_Dataset entries_:
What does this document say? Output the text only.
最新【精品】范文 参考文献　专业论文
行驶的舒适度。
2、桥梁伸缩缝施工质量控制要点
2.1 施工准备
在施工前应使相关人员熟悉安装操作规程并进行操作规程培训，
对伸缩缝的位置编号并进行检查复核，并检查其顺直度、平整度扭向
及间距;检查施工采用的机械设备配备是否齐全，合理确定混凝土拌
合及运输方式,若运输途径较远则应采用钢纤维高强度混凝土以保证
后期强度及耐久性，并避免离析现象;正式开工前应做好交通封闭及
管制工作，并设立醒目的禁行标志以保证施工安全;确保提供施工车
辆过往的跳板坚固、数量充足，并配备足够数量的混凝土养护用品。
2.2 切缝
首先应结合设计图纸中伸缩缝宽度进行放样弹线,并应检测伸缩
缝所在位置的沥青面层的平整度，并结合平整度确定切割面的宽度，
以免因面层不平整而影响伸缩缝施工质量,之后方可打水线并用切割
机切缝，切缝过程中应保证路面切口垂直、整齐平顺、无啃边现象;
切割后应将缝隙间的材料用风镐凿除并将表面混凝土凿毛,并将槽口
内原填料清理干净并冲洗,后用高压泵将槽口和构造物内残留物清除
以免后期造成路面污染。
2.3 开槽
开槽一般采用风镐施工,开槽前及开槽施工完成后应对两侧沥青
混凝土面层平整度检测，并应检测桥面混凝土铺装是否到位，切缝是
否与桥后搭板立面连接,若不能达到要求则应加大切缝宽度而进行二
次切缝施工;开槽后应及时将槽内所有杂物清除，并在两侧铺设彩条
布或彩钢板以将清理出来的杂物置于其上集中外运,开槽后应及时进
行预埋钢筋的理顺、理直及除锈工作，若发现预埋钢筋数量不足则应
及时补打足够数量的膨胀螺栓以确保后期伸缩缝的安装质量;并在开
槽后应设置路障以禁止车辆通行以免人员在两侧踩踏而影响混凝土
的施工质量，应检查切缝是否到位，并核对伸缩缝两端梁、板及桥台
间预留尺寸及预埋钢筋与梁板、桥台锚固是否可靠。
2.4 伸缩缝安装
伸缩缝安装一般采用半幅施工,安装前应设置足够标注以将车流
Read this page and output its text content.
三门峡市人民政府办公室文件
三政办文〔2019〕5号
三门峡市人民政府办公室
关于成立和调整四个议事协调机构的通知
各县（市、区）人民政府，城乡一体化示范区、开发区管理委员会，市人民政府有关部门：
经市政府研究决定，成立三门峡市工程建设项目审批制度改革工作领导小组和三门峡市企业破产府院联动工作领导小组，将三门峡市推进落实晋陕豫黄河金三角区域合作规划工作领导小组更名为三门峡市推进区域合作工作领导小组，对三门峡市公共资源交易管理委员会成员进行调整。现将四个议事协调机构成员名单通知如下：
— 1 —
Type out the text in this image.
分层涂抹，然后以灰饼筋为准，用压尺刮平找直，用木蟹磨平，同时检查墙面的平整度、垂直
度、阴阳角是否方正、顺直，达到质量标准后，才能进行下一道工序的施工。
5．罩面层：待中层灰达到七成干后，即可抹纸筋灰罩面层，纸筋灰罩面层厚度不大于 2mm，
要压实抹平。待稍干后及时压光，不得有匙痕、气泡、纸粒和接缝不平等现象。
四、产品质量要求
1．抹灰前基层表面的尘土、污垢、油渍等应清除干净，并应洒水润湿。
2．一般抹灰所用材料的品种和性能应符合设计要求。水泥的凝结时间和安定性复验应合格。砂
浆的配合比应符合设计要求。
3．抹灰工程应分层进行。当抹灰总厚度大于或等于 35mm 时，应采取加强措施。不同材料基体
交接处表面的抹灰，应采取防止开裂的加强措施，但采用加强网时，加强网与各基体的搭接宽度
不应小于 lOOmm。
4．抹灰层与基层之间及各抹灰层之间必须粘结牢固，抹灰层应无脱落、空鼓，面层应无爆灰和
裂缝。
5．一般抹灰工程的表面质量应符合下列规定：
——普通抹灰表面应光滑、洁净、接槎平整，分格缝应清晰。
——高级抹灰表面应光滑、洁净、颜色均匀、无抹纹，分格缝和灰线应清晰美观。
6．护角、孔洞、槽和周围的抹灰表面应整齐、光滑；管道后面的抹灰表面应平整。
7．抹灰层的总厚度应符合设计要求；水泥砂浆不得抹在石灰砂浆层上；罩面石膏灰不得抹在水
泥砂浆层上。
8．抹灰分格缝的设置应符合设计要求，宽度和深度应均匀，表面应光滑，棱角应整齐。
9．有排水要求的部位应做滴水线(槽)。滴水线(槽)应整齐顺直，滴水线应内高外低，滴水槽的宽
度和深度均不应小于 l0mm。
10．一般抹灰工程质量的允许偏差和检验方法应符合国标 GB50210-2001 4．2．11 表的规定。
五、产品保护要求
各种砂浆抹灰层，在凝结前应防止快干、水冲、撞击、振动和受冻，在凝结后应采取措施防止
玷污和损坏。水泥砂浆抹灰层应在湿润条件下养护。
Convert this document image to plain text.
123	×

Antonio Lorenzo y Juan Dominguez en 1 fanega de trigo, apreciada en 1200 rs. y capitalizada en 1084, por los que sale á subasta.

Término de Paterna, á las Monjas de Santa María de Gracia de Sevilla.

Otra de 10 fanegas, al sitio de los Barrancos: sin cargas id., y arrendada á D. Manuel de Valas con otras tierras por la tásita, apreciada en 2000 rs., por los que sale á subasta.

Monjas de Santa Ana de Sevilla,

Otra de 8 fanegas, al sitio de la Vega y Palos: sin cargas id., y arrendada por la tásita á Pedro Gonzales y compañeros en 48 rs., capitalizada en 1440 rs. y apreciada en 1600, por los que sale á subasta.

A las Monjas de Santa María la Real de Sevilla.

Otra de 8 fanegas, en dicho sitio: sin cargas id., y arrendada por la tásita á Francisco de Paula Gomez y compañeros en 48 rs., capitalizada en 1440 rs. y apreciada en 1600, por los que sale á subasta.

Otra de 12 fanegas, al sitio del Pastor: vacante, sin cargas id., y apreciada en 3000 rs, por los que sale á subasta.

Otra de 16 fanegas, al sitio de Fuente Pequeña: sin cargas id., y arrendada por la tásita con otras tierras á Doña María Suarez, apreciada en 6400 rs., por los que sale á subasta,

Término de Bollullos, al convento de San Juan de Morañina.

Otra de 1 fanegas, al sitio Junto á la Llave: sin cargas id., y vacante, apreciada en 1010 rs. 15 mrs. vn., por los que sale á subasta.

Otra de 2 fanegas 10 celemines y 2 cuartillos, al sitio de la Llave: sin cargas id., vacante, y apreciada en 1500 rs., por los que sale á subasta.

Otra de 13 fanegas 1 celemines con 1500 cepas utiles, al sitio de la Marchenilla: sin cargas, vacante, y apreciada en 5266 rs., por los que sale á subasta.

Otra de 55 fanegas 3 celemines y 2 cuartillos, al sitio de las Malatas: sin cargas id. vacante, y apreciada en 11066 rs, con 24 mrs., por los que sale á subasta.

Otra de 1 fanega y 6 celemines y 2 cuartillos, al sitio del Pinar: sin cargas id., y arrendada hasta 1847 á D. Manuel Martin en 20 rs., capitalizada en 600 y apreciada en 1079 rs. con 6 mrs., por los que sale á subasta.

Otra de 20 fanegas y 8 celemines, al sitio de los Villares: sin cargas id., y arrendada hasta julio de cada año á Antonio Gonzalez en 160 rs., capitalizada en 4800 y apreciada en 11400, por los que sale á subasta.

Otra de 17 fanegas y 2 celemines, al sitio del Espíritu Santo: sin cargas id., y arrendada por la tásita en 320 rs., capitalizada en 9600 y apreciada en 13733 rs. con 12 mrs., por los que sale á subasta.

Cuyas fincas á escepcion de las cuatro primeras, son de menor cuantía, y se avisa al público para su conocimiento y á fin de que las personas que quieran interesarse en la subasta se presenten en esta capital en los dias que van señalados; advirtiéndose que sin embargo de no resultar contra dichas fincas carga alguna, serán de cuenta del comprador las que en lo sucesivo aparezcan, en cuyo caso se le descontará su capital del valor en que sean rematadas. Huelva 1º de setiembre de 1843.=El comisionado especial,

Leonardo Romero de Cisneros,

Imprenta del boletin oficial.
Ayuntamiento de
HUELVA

_Your task_: Look through the entries above and list every line containing "tierras".

_The result_:
Otra de 10 fanegas, al sitio de los Barrancos: sin cargas id., y arrendada á D. Manuel de Valas con otras tierras por la tásita, apreciada en 2000 rs., por los que sale á subasta.
Otra de 16 fanegas, al sitio de Fuente Pequeña: sin cargas id., y arrendada por la tásita con otras tierras á Doña María Suarez, apreciada en 6400 rs., por los que sale á subasta,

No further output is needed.